Gather the lines below that include the string "Revenus", copying each in full.
*** ENTRIES PROVIDED ***
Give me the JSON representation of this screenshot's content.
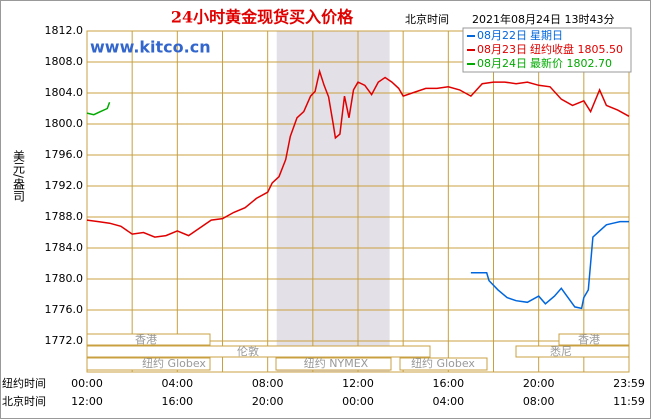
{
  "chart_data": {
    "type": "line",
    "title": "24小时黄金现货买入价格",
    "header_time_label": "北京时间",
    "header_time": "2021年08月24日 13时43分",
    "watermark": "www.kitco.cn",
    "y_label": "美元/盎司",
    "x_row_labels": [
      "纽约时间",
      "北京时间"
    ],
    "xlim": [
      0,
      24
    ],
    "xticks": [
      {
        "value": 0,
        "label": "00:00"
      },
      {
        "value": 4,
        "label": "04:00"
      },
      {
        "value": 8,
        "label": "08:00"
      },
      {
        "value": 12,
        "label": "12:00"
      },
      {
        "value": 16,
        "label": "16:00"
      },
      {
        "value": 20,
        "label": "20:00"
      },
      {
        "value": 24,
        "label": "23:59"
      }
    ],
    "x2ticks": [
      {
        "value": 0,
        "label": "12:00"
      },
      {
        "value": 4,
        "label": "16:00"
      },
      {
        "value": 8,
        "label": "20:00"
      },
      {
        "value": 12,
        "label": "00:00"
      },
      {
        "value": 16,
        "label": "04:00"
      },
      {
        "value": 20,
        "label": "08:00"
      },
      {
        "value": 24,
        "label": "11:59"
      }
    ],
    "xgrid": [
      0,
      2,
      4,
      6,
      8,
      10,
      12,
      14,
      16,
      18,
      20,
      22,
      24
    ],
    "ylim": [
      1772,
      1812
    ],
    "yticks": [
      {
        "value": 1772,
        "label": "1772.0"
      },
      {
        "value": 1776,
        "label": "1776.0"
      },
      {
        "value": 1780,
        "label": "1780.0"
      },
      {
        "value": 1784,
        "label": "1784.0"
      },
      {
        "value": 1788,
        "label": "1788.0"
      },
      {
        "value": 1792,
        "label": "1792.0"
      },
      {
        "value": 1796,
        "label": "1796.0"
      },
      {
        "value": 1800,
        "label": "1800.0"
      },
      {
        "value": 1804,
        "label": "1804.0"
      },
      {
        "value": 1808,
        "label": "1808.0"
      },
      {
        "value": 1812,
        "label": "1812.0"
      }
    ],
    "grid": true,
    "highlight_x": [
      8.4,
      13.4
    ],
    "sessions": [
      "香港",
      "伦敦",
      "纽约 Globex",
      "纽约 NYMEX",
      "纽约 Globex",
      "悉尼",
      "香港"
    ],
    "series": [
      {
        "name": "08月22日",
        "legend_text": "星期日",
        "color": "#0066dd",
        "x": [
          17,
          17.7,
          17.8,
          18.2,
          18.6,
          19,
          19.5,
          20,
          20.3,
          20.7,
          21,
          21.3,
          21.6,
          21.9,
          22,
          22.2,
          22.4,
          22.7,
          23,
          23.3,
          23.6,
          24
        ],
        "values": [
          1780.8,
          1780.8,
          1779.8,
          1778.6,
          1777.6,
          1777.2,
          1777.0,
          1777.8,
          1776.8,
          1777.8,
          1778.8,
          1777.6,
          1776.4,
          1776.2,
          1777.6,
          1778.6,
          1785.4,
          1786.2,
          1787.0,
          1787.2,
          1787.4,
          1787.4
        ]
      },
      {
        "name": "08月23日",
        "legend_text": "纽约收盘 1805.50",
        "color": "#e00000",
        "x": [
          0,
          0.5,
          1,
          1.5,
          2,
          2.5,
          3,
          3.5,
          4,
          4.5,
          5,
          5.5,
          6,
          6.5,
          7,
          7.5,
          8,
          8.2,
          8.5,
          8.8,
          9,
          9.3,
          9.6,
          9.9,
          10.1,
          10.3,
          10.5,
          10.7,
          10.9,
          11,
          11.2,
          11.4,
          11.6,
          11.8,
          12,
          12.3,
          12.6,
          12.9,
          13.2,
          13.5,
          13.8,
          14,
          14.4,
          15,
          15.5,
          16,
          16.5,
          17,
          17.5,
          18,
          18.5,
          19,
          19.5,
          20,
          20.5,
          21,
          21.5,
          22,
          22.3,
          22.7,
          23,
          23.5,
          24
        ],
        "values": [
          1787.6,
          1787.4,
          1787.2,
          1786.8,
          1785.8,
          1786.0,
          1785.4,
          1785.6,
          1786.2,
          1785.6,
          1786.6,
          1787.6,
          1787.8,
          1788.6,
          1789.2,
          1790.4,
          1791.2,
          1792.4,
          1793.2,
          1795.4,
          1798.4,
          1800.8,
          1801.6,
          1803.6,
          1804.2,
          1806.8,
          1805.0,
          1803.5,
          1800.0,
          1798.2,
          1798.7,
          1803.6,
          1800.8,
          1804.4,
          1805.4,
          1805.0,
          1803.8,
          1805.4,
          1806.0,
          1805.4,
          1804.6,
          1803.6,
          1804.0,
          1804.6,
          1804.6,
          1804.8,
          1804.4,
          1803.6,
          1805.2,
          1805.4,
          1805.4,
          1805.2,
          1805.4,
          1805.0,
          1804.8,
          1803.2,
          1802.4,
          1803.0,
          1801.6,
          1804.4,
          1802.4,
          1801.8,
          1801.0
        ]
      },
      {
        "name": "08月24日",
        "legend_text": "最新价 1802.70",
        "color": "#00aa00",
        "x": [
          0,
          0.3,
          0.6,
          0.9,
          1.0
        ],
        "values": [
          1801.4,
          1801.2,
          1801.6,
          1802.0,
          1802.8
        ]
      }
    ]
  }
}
***
*** ENTRIES PROVIDED ***
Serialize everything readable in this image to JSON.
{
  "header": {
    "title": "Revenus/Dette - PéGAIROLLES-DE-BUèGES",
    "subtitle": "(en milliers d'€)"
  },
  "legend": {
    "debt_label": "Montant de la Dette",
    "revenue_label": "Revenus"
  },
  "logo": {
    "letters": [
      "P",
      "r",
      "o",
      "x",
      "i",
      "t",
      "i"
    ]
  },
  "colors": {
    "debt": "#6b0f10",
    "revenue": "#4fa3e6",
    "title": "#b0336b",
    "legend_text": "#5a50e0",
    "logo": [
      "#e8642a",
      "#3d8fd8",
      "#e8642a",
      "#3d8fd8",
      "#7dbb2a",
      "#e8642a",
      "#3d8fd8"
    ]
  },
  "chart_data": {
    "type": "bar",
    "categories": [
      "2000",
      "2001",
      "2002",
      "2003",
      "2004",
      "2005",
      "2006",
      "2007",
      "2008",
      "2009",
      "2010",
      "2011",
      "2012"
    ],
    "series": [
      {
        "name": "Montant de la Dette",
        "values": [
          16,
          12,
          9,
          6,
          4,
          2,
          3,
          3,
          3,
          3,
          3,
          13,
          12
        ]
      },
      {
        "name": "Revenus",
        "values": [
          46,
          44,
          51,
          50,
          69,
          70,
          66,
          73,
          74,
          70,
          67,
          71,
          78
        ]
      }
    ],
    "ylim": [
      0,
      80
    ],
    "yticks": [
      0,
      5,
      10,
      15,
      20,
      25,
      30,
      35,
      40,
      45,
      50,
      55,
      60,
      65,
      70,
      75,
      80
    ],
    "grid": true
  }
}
***
*** ENTRIES PROVIDED ***
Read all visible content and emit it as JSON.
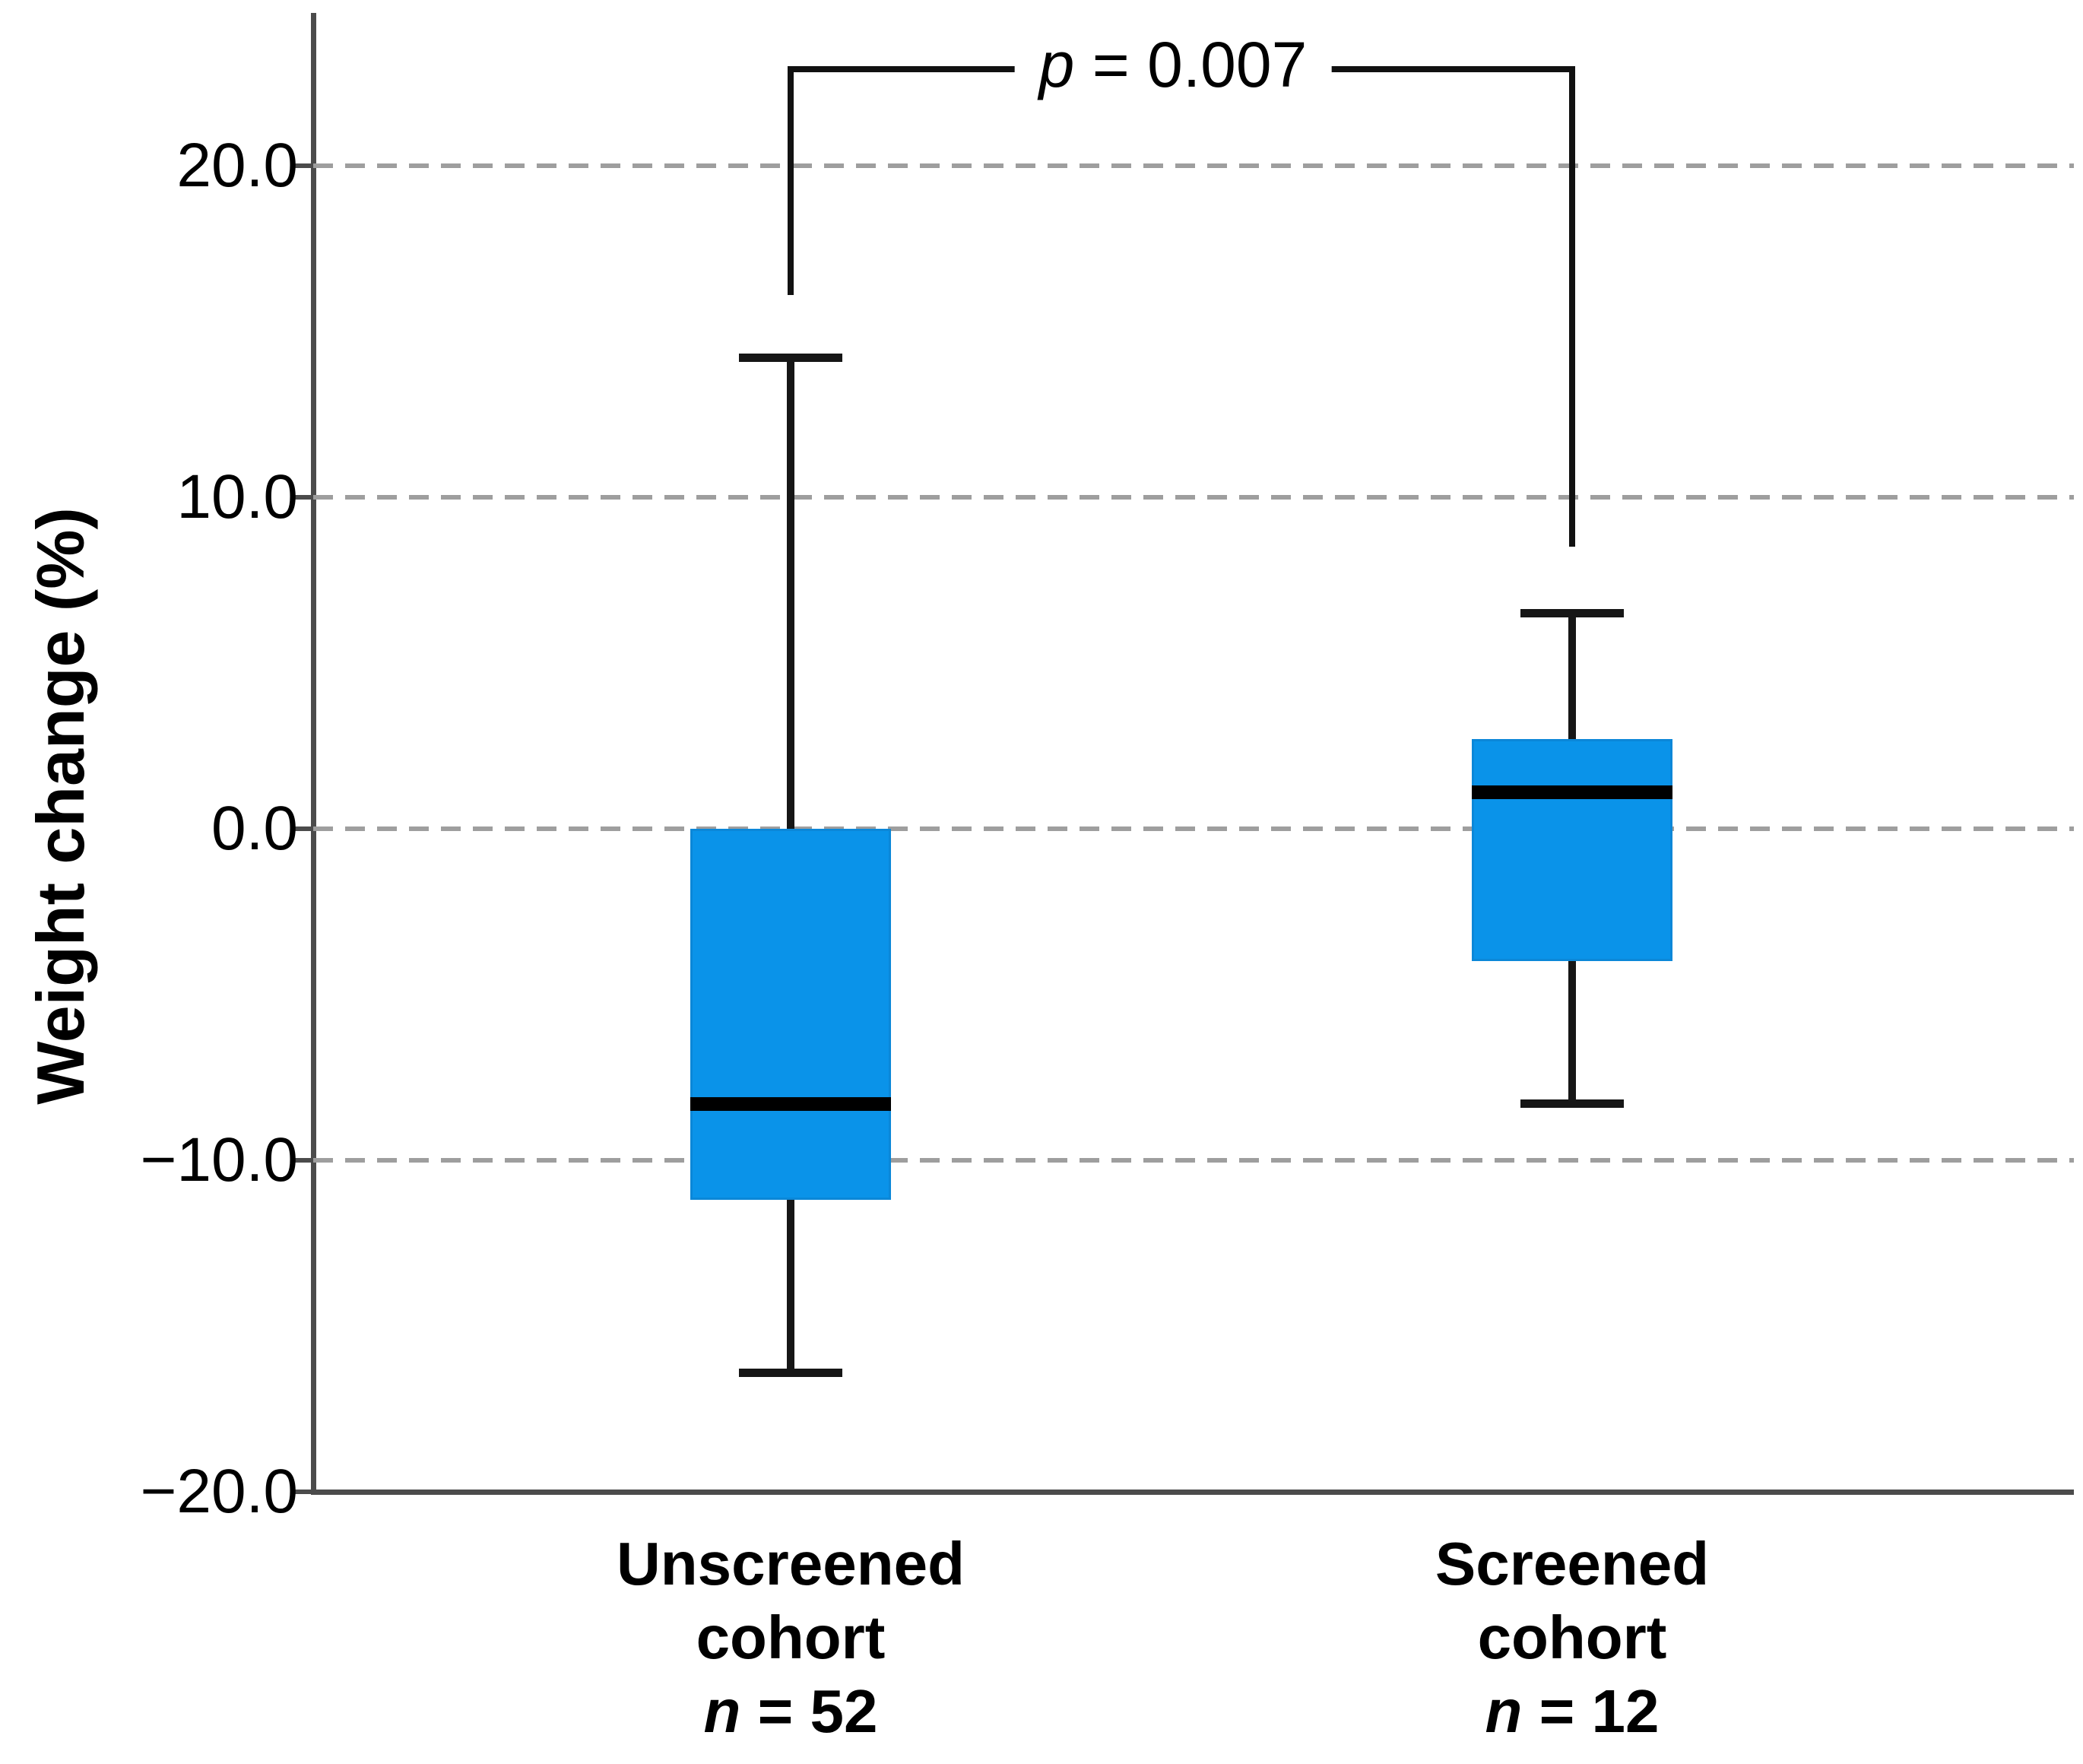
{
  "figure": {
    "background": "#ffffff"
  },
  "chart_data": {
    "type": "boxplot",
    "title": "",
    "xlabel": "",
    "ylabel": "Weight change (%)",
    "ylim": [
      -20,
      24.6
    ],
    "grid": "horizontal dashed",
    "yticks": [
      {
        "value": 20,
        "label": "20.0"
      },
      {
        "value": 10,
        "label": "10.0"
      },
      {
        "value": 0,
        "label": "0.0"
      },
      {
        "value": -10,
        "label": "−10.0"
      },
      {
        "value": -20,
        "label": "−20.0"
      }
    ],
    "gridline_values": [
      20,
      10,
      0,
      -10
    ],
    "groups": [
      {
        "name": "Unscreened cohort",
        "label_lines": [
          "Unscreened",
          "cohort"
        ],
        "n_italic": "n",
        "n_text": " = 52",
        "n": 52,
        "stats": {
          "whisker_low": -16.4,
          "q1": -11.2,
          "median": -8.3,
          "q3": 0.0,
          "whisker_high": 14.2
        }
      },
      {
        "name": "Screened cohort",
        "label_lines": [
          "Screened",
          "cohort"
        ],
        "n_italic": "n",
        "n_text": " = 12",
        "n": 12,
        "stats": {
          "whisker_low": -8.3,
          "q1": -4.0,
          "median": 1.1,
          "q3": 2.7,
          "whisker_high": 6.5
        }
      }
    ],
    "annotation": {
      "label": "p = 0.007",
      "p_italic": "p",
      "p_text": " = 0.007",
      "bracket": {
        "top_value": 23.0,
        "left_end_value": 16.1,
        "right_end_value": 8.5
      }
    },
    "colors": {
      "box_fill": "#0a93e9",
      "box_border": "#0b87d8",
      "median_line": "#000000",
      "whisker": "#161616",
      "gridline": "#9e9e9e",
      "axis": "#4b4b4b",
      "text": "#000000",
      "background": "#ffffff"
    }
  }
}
***
◆ **SOLUTION**
    "title": "Revenus/Dette - PéGAIROLLES-DE-BUèGES",
    "revenue_label": "Revenus"
        "name": "Revenus",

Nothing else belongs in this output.